-- Begin Task material --

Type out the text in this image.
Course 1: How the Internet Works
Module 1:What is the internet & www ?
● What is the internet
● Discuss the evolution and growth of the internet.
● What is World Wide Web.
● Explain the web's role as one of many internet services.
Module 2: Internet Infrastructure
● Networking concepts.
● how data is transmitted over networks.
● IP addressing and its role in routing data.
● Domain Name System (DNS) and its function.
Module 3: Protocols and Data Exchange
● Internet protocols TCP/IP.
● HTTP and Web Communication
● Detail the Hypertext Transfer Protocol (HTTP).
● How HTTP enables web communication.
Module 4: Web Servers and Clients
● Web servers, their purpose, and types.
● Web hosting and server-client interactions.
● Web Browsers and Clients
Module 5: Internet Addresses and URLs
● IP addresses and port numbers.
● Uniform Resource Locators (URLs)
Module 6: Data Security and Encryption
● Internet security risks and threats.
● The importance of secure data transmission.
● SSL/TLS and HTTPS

-- End Task material --

*Required work*
Retype the data exactly as given.

*Final result*
Type out the text in this image.
Course 1: How the Internet Works
Module 1:What is the internet & www ?
● What is the internet
● Discuss the evolution and growth of the internet.
● What is World Wide Web.
● Explain the web's role as one of many internet services.
Module 2: Internet Infrastructure
● Networking concepts.
● how data is transmitted over networks.
● IP addressing and its role in routing data.
● Domain Name System (DNS) and its function.
Module 3: Protocols and Data Exchange
● Internet protocols TCP/IP.
● HTTP and Web Communication
● Detail the Hypertext Transfer Protocol (HTTP).
● How HTTP enables web communication.
Module 4: Web Servers and Clients
● Web servers, their purpose, and types.
● Web hosting and server-client interactions.
● Web Browsers and Clients
Module 5: Internet Addresses and URLs
● IP addresses and port numbers.
● Uniform Resource Locators (URLs)
Module 6: Data Security and Encryption
● Internet security risks and threats.
● The importance of secure data transmission.
● SSL/TLS and HTTPS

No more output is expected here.